INPUT:
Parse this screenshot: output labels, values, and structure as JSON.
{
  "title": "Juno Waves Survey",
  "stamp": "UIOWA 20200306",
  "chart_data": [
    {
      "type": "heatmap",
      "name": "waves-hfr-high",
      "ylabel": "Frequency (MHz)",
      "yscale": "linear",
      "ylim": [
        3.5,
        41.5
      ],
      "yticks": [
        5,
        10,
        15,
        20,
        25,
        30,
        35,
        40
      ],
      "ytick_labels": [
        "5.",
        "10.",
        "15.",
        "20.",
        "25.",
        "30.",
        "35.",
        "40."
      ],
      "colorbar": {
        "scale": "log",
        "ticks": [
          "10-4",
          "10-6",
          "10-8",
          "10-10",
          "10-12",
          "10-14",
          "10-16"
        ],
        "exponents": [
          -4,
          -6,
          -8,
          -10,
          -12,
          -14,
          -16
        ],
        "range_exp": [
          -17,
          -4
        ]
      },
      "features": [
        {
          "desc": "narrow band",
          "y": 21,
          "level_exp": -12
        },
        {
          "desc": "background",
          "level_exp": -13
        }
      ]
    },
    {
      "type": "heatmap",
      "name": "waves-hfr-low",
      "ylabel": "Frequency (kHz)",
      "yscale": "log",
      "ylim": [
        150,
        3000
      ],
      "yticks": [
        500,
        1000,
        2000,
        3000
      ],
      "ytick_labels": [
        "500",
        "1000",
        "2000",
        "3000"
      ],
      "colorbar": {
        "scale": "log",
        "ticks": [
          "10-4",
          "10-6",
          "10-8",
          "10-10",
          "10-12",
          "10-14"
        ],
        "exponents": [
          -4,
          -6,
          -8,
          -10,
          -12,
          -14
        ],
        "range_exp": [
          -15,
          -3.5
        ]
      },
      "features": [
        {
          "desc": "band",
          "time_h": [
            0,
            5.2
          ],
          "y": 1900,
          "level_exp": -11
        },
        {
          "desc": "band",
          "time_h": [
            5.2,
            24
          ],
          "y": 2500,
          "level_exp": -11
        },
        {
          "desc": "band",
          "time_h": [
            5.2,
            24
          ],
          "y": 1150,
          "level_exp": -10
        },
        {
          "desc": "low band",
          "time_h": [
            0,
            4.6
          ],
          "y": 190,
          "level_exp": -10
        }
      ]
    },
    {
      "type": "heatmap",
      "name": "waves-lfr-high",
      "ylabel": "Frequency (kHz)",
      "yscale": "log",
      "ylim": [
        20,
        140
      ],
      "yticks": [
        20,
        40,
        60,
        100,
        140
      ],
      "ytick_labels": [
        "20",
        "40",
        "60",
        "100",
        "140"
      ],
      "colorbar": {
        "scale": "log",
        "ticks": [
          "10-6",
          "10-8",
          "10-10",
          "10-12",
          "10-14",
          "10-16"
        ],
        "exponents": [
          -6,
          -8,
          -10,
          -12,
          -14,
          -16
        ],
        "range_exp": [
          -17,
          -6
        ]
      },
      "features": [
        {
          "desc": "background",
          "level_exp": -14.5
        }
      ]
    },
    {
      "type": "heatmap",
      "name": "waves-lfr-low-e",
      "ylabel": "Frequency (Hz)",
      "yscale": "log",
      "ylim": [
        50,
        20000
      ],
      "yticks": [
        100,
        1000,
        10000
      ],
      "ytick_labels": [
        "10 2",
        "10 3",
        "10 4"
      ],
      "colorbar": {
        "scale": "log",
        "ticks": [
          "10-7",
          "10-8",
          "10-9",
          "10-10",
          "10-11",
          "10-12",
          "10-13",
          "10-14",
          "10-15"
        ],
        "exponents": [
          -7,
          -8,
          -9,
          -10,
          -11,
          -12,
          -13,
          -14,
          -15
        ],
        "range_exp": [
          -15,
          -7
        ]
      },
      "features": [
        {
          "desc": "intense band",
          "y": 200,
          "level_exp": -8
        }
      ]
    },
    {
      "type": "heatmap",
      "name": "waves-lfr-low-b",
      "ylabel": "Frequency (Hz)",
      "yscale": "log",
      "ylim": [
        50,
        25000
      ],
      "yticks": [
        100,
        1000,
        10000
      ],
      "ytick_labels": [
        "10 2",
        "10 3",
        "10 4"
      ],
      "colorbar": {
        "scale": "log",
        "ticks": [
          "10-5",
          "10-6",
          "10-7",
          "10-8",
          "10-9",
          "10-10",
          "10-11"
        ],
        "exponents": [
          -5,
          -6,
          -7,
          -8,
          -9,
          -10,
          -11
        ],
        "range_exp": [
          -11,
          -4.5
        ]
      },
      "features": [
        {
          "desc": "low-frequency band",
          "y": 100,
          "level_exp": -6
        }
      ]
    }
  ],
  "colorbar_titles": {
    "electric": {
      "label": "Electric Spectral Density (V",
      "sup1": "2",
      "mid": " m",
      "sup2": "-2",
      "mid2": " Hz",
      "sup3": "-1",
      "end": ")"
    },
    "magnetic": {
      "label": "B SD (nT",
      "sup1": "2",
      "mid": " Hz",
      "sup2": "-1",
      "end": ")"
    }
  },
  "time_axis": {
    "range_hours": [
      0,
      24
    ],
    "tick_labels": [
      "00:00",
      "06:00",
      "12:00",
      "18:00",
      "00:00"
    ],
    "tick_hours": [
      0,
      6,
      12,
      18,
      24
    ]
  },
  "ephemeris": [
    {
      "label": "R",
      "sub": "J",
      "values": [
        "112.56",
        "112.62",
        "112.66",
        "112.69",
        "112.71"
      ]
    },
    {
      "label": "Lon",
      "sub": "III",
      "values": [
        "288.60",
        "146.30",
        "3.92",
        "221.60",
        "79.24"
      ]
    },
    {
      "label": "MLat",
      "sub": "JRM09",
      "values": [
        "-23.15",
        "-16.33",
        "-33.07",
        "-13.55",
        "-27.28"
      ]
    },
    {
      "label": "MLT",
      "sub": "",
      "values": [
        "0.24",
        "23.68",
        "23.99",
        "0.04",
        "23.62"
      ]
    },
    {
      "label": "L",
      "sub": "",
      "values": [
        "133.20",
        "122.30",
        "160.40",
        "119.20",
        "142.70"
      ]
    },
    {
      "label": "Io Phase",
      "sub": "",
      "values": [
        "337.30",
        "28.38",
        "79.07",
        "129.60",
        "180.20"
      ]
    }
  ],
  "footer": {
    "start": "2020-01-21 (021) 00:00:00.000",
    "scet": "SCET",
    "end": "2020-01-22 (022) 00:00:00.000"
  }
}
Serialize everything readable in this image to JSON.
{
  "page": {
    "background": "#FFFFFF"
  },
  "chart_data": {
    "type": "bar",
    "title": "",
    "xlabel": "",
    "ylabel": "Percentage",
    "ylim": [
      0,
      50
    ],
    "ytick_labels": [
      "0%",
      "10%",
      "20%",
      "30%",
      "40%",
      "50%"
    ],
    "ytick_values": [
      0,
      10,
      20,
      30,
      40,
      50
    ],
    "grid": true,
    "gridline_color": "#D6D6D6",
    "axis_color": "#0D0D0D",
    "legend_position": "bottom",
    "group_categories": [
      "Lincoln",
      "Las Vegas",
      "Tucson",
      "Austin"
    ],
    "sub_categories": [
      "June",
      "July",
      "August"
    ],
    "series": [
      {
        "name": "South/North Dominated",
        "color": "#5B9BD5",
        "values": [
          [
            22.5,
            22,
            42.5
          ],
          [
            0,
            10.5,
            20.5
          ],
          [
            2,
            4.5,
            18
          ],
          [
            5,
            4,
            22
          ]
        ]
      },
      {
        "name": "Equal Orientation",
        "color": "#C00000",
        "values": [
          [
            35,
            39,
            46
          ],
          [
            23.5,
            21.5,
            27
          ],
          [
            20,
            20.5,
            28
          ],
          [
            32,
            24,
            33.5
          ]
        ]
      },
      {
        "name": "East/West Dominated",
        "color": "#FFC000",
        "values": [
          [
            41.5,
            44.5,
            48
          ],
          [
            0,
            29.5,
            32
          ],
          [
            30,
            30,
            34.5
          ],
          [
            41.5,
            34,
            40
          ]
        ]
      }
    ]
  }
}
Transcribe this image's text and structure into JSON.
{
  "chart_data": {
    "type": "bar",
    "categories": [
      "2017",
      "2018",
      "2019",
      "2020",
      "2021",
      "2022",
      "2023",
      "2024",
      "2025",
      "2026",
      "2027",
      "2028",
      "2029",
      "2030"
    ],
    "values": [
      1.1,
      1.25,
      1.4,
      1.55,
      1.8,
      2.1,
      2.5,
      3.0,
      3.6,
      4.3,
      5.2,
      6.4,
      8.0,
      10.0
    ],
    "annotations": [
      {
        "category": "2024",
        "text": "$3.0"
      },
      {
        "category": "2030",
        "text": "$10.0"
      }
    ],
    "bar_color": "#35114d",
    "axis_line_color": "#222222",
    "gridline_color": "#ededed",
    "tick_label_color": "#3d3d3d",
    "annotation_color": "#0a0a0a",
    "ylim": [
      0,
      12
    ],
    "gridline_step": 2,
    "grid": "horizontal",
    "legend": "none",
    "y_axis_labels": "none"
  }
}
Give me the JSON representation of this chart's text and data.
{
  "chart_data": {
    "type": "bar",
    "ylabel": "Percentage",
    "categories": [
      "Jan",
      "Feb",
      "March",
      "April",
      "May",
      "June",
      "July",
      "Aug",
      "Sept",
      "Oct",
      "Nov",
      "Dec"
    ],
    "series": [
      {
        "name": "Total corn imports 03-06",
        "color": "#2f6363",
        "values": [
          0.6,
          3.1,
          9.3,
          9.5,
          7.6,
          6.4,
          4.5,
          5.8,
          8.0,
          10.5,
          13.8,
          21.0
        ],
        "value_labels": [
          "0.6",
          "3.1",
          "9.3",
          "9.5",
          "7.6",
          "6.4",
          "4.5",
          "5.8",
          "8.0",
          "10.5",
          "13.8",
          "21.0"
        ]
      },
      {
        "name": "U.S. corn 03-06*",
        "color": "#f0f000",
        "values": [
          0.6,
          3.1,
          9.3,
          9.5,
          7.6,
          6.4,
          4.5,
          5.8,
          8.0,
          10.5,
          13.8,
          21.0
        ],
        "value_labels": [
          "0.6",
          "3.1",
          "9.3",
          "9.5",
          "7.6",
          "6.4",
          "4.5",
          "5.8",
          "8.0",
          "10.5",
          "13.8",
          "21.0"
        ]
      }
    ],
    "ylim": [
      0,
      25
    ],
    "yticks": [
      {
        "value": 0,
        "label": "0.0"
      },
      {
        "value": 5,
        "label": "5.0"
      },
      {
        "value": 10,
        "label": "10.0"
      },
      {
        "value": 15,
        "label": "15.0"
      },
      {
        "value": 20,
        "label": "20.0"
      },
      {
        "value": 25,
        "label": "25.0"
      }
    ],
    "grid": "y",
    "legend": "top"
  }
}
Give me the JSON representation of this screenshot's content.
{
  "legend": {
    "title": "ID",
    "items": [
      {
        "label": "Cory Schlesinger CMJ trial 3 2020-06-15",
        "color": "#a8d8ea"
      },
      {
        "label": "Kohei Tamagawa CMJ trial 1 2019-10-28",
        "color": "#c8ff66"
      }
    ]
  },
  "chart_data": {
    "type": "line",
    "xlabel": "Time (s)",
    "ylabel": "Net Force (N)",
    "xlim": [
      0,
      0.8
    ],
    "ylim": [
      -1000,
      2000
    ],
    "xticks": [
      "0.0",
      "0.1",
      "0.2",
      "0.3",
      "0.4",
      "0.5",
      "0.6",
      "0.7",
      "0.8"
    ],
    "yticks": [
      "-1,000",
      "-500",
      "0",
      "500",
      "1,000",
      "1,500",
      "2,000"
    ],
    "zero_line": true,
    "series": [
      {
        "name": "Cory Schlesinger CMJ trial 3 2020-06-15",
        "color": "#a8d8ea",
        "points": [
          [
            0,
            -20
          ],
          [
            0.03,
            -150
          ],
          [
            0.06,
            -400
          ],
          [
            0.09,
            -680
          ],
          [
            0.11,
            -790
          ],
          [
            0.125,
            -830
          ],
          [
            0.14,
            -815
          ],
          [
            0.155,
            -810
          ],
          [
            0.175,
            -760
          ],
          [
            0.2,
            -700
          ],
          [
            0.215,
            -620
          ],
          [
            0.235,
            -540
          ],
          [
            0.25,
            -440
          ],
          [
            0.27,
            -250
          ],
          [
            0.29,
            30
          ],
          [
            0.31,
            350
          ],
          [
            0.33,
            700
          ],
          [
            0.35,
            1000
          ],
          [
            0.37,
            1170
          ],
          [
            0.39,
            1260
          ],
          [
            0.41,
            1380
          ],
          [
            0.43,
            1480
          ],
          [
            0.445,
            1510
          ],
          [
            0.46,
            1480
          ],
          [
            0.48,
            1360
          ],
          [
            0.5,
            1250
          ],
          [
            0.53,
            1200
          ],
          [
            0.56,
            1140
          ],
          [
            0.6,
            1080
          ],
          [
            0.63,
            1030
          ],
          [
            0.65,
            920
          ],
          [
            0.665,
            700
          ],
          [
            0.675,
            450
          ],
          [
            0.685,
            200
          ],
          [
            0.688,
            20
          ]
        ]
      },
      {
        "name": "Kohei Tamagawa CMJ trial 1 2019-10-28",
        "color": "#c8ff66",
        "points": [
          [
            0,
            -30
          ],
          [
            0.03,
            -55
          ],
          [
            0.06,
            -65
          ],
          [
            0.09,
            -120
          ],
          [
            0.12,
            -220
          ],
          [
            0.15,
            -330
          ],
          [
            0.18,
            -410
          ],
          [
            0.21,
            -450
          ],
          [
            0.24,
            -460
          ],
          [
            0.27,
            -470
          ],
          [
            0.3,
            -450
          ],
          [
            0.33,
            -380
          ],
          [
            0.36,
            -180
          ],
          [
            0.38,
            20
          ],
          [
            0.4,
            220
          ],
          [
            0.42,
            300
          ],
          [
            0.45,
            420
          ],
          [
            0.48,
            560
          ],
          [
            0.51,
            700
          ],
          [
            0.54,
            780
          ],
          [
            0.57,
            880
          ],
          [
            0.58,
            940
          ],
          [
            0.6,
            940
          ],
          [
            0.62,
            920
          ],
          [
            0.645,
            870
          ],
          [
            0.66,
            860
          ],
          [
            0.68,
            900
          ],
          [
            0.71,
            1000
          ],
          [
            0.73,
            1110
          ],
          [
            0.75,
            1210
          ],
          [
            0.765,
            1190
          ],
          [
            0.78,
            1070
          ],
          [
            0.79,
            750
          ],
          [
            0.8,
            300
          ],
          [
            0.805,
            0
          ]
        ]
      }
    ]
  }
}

WORK TO DO:
Count every line above that holds the word "Schlesinger", and state the number and nothing more.

RESPONSE TO THIS EXERCISE:
2